Rows from a dataset
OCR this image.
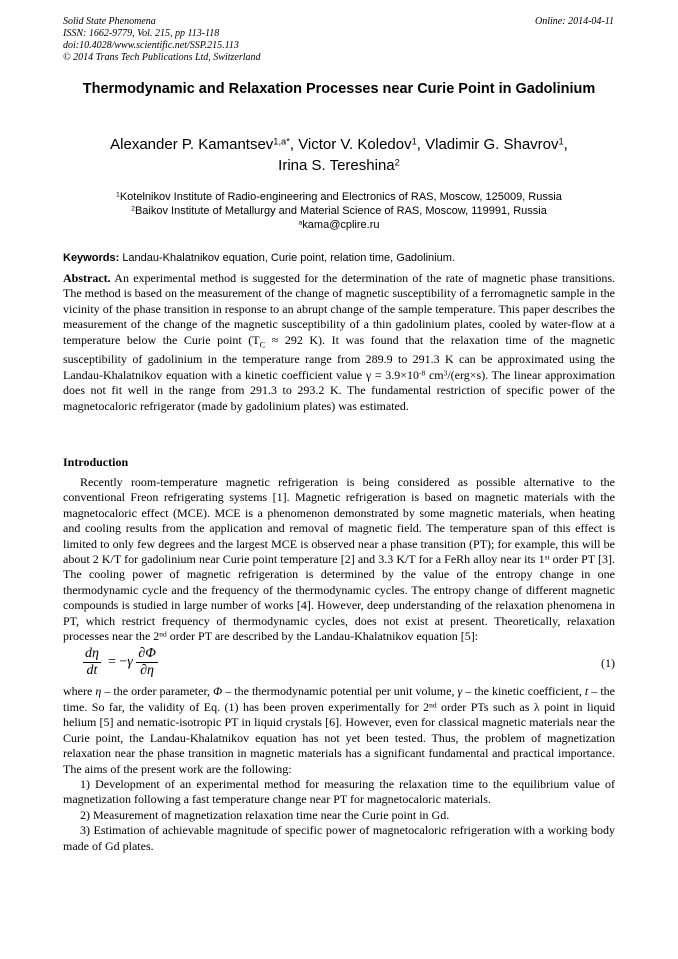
Solid State Phenomena
ISSN: 1662-9779, Vol. 215, pp 113-118
doi:10.4028/www.scientific.net/SSP.215.113
© 2014 Trans Tech Publications Ltd, Switzerland
Online: 2014-04-11
Thermodynamic and Relaxation Processes near Curie Point in Gadolinium
Alexander P. Kamantsev$^{1,a*}$, Victor V. Koledov$^1$, Vladimir G. Shavrov$^1$,
Irina S. Tereshina$^2$
$^1$Kotelnikov Institute of Radio-engineering and Electronics of RAS, Moscow, 125009, Russia
$^2$Baikov Institute of Metallurgy and Material Science of RAS, Moscow, 119991, Russia
$^a$kama@cplire.ru
Keywords: Landau-Khalatnikov equation, Curie point, relation time, Gadolinium.
Abstract. An experimental method is suggested for the determination of the rate of magnetic phase transitions. The method is based on the measurement of the change of magnetic susceptibility of a ferromagnetic sample in the vicinity of the phase transition in response to an abrupt change of the sample temperature. This paper describes the measurement of the change of the magnetic susceptibility of a thin gadolinium plates, cooled by water-flow at a temperature below the Curie point ($T_C \approx 292$ K). It was found that the relaxation time of the magnetic susceptibility of gadolinium in the temperature range from 289.9 to 291.3 K can be approximated using the Landau-Khalatnikov equation with a kinetic coefficient value $\gamma = 3.9\times 10^{-8}$ $cm^3/(erg\times s)$. The linear approximation does not fit well in the range from 291.3 to 293.2 K. The fundamental restriction of specific power of the magnetocaloric refrigerator (made by gadolinium plates) was estimated.
Introduction

Recently room-temperature magnetic refrigeration is being considered as possible alternative to the conventional Freon refrigerating systems [1]. Magnetic refrigeration is based on magnetic materials with the magnetocaloric effect (MCE). MCE is a phenomenon demonstrated by some magnetic materials, when heating and cooling results from the application and removal of magnetic field. The temperature span of this effect is limited to only few degrees and the largest MCE is observed near a phase transition (PT); for example, this will be about 2 K/T for gadolinium near Curie point temperature [2] and 3.3 K/T for a FeRh alloy near its 1st order PT [3]. The cooling power of magnetic refrigeration is determined by the value of the entropy change in one thermodynamic cycle and the frequency of the thermodynamic cycles. The entropy change of different magnetic compounds is studied in large number of works [4]. However, deep understanding of the relaxation phenomena in PT, which restrict frequency of thermodynamic cycles, does not exist at present. Theoretically, relaxation processes near the 2nd order PT are described by the Landau-Khalatnikov equation [5]:

$\frac{d\eta}{dt} = -\gamma \frac{\partial\Phi}{\partial\eta}$	(1)

where η – the order parameter, Φ – the thermodynamic potential per unit volume, γ – the kinetic coefficient, t – the time. So far, the validity of Eq. (1) has been proven experimentally for 2nd order PTs such as λ point in liquid helium [5] and nematic-isotropic PT in liquid crystals [6]. However, even for classical magnetic materials near the Curie point, the Landau-Khalatnikov equation has not yet been tested. Thus, the problem of magnetization relaxation near the phase transition in magnetic materials has a significant fundamental and practical importance. The aims of the present work are the following:

1) Development of an experimental method for measuring the relaxation time to the equilibrium value of magnetization following a fast temperature change near PT for magnetocaloric materials.

2) Measurement of magnetization relaxation time near the Curie point in Gd.

3) Estimation of achievable magnitude of specific power of magnetocaloric refrigeration with a working body made of Gd plates.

GIVEN TASK – Lines of the material that contain the word "Moscow" are to be gathered.

SOLUTION TO THIS PROBLEM –
$^1$Kotelnikov Institute of Radio-engineering and Electronics of RAS, Moscow, 125009, Russia
$^2$Baikov Institute of Metallurgy and Material Science of RAS, Moscow, 119991, Russia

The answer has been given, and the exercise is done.